- **RECORDS**:

# # #

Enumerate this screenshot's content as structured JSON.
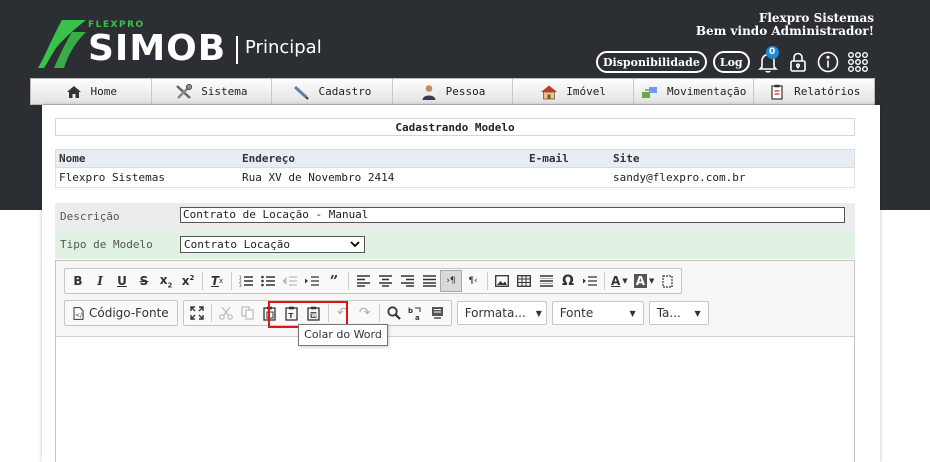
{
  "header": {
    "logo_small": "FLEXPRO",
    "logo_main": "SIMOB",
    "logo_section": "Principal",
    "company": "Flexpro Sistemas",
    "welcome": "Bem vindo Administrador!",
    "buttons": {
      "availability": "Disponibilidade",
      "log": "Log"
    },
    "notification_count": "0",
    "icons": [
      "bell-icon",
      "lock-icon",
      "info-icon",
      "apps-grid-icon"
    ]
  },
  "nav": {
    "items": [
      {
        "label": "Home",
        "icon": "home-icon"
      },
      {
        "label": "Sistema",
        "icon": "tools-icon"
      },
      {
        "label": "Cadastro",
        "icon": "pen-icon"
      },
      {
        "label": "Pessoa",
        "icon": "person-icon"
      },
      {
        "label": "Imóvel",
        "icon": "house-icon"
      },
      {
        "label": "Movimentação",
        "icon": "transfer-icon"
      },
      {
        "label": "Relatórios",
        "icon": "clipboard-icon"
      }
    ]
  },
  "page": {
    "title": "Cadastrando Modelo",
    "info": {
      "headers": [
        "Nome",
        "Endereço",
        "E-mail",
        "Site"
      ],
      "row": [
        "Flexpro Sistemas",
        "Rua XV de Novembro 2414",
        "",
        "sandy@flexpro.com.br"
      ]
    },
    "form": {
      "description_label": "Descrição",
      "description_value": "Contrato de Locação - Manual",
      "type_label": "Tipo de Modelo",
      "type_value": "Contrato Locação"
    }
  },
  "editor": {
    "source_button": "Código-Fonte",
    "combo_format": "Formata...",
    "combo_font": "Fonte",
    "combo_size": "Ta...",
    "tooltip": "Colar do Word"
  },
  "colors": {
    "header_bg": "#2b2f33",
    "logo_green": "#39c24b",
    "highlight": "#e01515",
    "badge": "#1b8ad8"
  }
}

# # #

- **TASK PROMPT**:
Output an exact copy of the material, with the pictures removed.

- **ANSWER TO THIS EXERCISE**:
Enumerate this screenshot's content as structured JSON.
{
  "header": {
    "logo_small": "FLEXPRO",
    "logo_main": "SIMOB",
    "logo_section": "Principal",
    "company": "Flexpro Sistemas",
    "welcome": "Bem vindo Administrador!",
    "buttons": {
      "availability": "Disponibilidade",
      "log": "Log"
    },
    "notification_count": "0",
    "icons": [
      "bell-icon",
      "lock-icon",
      "info-icon",
      "apps-grid-icon"
    ]
  },
  "nav": {
    "items": [
      {
        "label": "Home",
        "icon": "home-icon"
      },
      {
        "label": "Sistema",
        "icon": "tools-icon"
      },
      {
        "label": "Cadastro",
        "icon": "pen-icon"
      },
      {
        "label": "Pessoa",
        "icon": "person-icon"
      },
      {
        "label": "Imóvel",
        "icon": "house-icon"
      },
      {
        "label": "Movimentação",
        "icon": "transfer-icon"
      },
      {
        "label": "Relatórios",
        "icon": "clipboard-icon"
      }
    ]
  },
  "page": {
    "title": "Cadastrando Modelo",
    "info": {
      "headers": [
        "Nome",
        "Endereço",
        "E-mail",
        "Site"
      ],
      "row": [
        "Flexpro Sistemas",
        "Rua XV de Novembro 2414",
        "",
        "sandy@flexpro.com.br"
      ]
    },
    "form": {
      "description_label": "Descrição",
      "description_value": "Contrato de Locação - Manual",
      "type_label": "Tipo de Modelo",
      "type_value": "Contrato Locação"
    }
  },
  "editor": {
    "source_button": "Código-Fonte",
    "combo_format": "Formata...",
    "combo_font": "Fonte",
    "combo_size": "Ta...",
    "tooltip": "Colar do Word"
  },
  "colors": {
    "header_bg": "#2b2f33",
    "logo_green": "#39c24b",
    "highlight": "#e01515",
    "badge": "#1b8ad8"
  }
}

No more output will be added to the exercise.